* What you are asked to do: Identify the lines bearing the string "text" and gather them.

-- start of Data shown --

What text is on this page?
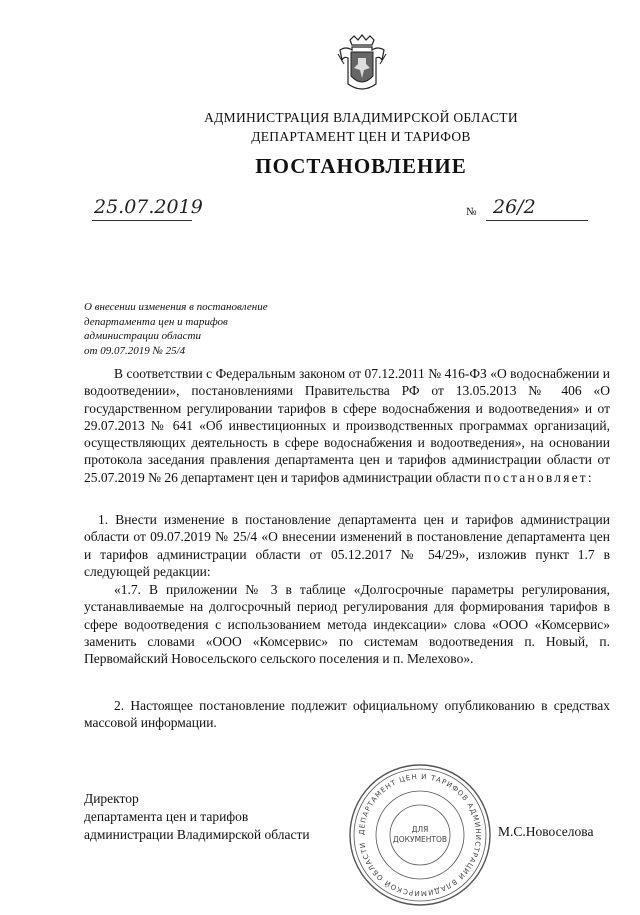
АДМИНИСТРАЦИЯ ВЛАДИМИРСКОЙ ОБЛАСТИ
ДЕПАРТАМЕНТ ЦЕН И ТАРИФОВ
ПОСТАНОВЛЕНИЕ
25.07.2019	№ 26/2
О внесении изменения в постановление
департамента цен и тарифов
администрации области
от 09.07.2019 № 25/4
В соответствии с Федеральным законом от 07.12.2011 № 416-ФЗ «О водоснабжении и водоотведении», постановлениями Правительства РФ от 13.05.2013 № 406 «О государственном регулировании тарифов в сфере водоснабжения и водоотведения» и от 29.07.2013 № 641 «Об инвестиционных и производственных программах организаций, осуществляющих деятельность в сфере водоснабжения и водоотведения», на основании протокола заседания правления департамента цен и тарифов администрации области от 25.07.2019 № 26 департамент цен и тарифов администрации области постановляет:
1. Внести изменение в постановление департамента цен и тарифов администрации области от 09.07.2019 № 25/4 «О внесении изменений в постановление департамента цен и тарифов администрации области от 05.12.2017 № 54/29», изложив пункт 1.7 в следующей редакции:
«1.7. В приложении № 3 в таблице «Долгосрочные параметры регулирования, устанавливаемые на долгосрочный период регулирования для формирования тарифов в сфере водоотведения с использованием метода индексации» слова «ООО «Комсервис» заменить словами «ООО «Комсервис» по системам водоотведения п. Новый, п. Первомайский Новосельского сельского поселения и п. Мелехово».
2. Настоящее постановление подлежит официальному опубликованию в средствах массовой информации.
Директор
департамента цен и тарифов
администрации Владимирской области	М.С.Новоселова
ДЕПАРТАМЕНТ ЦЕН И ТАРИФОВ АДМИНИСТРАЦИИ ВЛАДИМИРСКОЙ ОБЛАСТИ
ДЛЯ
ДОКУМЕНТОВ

-- end of Data shown --
-- start of Data shown --

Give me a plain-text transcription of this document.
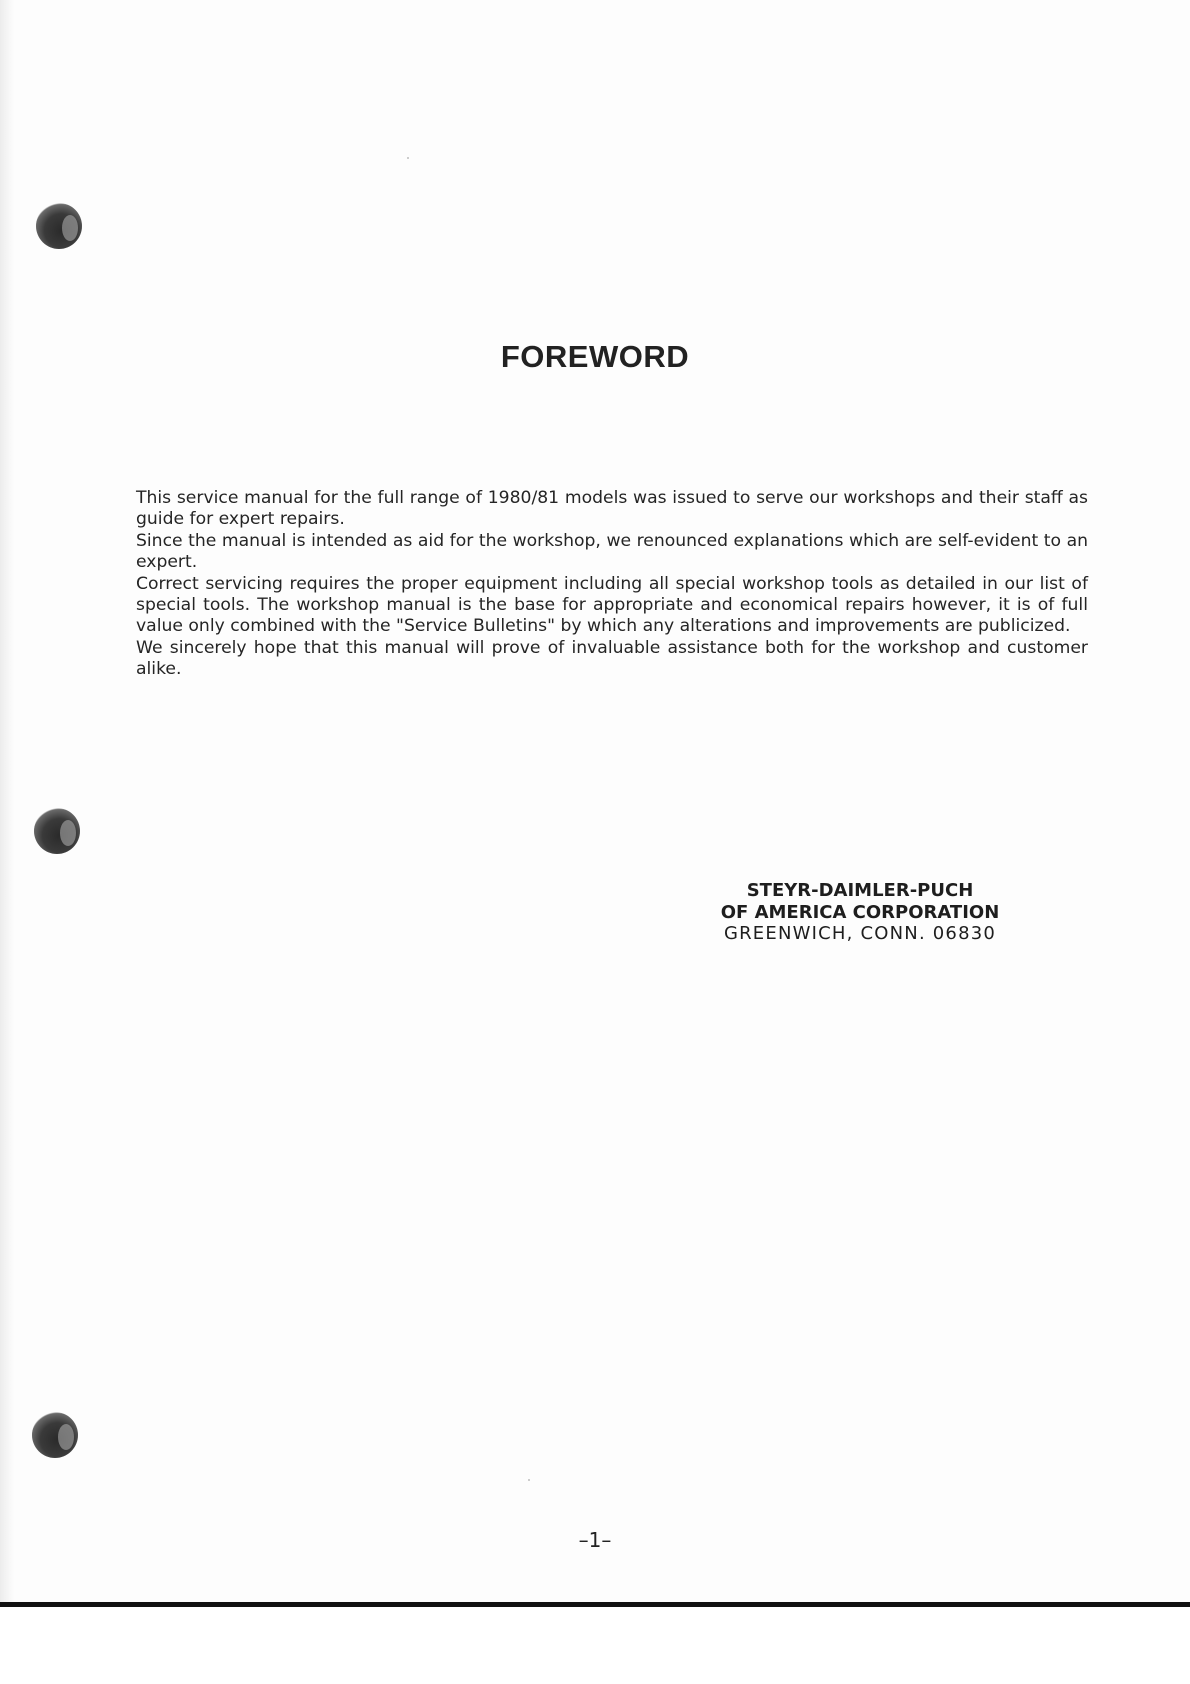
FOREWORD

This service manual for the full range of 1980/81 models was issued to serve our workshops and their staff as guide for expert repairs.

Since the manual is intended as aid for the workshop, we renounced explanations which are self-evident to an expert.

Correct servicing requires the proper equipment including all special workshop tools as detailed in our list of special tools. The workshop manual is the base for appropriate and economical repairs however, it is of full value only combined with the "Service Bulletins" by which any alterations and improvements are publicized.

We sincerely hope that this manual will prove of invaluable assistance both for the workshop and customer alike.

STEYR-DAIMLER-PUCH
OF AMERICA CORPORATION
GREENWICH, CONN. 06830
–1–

-- end of Data shown --

* Task output:
What text is on this page?
Give me a plain-text transcription of this document.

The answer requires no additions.